Dataset records
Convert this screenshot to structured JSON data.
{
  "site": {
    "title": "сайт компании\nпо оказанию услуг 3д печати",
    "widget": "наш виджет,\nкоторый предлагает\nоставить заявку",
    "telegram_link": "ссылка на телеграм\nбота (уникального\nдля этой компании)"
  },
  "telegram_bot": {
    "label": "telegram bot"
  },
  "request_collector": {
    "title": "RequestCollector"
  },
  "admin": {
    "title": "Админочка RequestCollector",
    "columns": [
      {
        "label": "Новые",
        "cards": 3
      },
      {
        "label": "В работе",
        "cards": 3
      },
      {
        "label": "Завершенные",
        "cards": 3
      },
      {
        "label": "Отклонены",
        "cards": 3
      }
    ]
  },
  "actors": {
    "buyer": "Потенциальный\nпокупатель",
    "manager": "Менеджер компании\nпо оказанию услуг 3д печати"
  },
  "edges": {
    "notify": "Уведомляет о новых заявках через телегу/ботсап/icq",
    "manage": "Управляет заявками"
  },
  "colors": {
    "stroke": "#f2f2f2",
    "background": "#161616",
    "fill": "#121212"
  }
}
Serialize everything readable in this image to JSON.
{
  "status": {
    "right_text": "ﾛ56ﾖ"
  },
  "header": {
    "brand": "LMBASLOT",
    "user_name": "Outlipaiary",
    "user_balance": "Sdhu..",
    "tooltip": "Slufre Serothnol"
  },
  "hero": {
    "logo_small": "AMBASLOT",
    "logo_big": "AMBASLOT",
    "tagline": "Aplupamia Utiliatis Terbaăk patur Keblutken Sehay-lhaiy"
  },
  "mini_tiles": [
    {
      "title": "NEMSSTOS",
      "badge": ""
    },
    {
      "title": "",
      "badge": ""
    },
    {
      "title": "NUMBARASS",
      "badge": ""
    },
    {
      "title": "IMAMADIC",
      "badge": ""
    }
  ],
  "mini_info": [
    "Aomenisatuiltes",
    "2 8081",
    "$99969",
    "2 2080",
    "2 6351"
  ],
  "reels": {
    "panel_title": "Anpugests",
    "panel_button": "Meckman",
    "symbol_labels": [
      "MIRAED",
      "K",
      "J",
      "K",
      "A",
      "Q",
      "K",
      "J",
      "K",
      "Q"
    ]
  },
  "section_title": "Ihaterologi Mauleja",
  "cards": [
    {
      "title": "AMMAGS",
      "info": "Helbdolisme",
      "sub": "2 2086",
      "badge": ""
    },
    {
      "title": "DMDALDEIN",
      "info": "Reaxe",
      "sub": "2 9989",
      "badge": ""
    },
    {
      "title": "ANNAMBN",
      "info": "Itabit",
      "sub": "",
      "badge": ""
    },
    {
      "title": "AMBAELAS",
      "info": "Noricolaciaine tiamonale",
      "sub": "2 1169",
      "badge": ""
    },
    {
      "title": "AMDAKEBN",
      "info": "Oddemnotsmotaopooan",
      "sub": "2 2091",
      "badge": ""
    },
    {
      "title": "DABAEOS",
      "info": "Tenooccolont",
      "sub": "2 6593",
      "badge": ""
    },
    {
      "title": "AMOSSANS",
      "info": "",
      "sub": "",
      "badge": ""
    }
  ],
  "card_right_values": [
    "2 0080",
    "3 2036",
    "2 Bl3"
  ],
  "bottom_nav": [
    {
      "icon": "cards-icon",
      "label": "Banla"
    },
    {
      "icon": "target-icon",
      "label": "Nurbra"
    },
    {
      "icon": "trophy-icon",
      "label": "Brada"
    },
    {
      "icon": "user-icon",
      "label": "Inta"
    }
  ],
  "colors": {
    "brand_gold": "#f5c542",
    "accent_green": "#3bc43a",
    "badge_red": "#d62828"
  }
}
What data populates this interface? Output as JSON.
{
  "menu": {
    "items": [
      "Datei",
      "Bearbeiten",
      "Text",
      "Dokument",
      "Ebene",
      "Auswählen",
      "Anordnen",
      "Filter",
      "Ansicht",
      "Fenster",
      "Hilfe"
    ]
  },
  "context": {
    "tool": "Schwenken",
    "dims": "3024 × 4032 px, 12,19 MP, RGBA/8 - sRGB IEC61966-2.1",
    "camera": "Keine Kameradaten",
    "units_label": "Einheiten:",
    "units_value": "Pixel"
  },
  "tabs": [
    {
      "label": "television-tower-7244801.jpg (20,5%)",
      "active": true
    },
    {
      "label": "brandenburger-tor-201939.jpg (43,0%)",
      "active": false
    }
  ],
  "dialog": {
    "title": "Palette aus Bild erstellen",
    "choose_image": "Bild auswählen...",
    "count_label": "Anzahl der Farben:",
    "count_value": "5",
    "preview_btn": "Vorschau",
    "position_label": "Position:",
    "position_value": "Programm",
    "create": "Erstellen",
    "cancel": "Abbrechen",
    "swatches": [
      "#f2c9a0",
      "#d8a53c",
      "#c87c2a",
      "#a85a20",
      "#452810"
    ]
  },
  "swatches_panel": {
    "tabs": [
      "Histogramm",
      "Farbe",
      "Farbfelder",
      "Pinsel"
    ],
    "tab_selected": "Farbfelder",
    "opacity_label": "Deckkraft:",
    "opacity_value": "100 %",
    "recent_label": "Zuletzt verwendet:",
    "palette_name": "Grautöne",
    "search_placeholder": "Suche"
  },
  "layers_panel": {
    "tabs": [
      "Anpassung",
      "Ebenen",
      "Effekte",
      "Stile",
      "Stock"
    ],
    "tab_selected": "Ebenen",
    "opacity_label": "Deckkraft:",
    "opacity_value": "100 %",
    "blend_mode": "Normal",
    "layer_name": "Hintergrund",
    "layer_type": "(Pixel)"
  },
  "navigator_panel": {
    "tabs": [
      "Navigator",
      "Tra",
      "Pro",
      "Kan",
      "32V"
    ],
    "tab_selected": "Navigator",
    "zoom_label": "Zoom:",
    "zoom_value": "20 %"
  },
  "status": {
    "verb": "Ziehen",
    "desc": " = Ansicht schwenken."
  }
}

◆ WHAT NEEDS TO BE DONE ◆
Find and copy each line above that includes the string "icon".

◆ RESULT FOR THIS TASK ◆
      "icon": "cards-icon",
      "icon": "target-icon",
      "icon": "trophy-icon",
      "icon": "user-icon",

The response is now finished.